DIRECTIVE: For the listing below, give the number of lines in which "καλὰ" occurs. Add nothing.

DATA ROWS:
_ _ _ _
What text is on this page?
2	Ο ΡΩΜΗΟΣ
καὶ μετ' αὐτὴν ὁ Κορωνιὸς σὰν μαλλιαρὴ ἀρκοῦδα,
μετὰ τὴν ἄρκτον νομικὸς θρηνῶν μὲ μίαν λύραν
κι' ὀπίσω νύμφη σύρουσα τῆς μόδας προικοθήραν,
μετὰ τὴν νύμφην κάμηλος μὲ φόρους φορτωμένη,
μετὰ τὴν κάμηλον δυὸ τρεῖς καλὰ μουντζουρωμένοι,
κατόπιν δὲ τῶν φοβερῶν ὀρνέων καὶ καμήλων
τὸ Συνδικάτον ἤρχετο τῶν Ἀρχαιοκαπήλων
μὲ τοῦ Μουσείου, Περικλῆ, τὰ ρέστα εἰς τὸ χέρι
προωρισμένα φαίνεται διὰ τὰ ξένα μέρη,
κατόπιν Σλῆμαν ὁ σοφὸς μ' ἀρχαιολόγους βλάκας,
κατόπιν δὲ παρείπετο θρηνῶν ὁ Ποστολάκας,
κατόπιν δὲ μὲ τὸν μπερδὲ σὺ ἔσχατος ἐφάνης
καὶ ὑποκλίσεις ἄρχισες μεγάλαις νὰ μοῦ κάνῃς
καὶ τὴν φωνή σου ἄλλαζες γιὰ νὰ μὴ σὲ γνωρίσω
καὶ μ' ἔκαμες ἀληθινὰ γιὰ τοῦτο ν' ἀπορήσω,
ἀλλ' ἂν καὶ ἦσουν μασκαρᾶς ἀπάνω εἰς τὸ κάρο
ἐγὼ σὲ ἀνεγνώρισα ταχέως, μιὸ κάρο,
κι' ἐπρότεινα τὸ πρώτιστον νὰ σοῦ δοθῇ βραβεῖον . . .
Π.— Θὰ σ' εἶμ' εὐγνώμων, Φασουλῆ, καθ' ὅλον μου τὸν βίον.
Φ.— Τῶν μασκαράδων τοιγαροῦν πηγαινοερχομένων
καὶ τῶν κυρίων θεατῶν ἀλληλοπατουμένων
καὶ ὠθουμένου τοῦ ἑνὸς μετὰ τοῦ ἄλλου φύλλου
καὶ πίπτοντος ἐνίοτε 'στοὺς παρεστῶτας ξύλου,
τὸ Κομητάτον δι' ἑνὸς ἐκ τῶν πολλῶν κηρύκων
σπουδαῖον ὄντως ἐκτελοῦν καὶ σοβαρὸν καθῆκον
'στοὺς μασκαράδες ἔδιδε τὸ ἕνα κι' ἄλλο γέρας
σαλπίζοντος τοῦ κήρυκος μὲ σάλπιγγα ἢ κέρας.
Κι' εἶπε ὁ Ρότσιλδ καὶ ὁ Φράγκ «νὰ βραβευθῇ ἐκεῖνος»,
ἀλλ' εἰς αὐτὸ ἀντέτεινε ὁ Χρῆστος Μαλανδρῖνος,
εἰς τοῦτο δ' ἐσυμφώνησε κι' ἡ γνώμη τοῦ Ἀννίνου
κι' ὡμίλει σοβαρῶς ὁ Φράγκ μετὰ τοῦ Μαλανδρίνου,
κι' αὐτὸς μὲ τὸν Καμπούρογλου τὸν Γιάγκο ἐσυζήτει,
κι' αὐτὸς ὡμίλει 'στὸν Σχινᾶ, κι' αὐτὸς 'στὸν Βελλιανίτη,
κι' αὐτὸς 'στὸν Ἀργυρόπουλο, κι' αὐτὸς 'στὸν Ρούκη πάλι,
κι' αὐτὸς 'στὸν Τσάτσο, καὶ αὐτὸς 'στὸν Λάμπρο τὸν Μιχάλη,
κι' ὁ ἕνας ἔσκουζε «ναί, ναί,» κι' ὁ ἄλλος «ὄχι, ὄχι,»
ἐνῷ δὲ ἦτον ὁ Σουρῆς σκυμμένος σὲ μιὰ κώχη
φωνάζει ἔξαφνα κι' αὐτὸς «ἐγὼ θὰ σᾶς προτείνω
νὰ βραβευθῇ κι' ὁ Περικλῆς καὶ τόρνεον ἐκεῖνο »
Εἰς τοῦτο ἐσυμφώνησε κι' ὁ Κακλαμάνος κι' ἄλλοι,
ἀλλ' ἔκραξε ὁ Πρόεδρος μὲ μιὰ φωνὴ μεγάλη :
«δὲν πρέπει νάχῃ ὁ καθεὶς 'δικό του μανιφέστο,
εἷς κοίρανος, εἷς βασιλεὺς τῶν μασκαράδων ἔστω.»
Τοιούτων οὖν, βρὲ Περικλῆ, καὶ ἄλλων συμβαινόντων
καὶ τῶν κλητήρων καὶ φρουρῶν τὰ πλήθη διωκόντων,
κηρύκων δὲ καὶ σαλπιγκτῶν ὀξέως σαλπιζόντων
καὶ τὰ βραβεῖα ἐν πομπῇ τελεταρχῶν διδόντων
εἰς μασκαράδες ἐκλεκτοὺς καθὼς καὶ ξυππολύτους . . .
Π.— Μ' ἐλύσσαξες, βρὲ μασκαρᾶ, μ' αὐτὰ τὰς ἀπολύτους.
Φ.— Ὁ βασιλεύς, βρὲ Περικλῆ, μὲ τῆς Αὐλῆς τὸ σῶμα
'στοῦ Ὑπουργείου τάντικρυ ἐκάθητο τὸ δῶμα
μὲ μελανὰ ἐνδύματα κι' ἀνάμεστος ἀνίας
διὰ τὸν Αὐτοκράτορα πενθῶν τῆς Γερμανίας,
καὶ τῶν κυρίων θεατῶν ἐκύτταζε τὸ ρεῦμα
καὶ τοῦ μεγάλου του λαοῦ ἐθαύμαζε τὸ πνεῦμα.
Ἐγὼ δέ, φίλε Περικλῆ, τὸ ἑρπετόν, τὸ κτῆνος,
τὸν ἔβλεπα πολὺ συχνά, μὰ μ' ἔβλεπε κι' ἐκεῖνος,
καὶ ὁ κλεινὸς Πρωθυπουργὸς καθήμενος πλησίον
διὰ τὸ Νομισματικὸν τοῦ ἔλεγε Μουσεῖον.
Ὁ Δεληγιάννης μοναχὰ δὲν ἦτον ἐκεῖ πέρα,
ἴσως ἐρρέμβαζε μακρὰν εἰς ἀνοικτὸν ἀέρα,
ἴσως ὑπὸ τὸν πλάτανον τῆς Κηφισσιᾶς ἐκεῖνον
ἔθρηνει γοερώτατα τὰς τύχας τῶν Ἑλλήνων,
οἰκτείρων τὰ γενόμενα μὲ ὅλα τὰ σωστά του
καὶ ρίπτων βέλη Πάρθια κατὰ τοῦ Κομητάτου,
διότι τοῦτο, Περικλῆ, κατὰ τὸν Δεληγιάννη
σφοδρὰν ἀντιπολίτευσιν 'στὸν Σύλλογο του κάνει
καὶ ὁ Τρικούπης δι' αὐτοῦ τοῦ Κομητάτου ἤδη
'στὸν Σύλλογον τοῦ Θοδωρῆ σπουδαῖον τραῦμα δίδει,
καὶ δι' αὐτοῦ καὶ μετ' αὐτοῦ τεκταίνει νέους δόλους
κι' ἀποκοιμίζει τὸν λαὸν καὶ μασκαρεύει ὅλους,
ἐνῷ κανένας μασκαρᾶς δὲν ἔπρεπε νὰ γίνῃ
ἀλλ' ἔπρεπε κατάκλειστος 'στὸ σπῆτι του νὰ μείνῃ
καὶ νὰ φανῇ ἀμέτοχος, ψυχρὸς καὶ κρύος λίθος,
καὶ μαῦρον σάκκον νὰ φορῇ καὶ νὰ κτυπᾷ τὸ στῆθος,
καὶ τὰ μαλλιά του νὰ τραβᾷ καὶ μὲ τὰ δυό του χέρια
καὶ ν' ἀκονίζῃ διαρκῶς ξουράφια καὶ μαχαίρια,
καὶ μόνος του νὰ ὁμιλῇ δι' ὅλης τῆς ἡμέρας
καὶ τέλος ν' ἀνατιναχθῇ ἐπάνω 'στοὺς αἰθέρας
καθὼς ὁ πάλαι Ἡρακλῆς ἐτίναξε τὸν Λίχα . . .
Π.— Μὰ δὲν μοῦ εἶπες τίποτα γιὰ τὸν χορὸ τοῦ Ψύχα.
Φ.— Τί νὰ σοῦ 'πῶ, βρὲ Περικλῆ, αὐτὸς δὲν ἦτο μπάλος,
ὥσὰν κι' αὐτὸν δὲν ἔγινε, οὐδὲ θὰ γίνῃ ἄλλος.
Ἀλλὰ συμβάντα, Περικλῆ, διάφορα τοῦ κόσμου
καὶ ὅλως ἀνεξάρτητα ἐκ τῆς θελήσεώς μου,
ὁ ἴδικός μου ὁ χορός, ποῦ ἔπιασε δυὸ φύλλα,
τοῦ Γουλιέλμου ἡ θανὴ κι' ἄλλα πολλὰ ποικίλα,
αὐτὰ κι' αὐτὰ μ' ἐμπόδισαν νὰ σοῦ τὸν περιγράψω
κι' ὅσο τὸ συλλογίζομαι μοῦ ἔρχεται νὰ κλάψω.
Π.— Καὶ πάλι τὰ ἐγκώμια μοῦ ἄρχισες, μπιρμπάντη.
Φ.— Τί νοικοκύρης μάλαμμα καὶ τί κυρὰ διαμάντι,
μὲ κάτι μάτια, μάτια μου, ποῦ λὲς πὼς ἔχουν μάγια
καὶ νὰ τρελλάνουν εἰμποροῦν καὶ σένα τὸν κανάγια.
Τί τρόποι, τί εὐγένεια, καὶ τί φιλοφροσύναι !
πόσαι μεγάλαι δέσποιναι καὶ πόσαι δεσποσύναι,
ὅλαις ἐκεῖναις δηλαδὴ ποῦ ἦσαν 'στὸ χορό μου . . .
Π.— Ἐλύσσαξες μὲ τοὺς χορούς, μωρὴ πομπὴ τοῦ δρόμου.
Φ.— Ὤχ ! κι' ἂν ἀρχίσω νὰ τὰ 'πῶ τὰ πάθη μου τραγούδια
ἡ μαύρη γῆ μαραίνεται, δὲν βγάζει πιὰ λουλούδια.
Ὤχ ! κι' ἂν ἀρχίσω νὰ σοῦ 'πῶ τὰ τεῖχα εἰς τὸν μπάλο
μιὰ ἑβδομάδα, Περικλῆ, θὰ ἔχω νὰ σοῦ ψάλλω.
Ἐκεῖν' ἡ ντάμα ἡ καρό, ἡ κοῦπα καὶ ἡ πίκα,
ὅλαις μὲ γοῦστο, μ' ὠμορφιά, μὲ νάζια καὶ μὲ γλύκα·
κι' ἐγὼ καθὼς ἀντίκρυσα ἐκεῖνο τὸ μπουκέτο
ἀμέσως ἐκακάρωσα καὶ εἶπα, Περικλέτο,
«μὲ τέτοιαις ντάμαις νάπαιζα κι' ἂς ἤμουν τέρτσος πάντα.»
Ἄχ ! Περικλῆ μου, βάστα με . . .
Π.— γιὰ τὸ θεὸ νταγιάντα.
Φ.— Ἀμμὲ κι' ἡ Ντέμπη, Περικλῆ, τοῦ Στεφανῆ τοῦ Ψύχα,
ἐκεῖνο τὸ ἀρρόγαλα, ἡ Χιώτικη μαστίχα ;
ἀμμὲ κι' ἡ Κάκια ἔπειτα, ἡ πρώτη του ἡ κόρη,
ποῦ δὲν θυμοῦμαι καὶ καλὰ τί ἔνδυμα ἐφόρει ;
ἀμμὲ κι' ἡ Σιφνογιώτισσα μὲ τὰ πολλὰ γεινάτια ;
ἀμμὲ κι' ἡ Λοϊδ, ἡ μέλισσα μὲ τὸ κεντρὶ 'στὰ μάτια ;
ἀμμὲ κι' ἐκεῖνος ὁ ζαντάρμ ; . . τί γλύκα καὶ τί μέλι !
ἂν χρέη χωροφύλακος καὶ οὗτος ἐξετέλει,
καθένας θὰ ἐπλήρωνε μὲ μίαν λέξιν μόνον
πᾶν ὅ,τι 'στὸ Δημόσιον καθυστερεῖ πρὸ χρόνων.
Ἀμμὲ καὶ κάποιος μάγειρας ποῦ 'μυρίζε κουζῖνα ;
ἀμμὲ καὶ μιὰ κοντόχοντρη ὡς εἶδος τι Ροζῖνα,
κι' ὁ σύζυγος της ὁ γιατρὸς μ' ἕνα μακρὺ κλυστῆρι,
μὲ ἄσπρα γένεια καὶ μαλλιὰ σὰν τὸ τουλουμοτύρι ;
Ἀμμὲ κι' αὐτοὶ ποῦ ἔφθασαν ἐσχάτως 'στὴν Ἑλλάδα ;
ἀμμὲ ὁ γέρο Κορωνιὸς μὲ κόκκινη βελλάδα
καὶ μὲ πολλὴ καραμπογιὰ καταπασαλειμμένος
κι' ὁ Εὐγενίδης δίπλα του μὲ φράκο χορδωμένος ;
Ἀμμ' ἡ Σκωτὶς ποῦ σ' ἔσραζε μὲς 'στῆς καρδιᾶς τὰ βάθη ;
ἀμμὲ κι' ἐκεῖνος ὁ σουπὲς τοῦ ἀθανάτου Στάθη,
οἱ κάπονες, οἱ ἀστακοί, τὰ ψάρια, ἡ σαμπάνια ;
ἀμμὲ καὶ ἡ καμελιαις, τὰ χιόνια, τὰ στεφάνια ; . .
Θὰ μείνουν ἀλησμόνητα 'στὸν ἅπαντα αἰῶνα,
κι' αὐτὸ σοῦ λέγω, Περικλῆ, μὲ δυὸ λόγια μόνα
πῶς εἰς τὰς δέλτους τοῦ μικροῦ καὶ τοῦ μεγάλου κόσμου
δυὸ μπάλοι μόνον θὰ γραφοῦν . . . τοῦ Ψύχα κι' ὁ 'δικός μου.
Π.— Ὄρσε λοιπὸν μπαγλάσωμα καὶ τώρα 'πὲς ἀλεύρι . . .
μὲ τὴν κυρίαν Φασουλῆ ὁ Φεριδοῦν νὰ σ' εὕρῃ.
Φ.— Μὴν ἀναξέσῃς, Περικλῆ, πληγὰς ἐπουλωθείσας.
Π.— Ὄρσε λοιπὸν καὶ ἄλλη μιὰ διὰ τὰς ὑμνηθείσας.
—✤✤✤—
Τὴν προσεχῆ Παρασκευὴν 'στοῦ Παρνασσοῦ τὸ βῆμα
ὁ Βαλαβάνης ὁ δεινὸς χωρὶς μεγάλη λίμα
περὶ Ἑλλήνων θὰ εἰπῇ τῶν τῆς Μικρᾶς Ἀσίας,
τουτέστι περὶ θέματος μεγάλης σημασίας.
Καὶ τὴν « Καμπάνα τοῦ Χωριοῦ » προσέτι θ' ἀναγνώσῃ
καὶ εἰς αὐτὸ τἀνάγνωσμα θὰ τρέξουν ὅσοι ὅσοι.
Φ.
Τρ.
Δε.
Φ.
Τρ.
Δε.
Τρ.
_ _ _ _
EXPECTED ANSWER: 2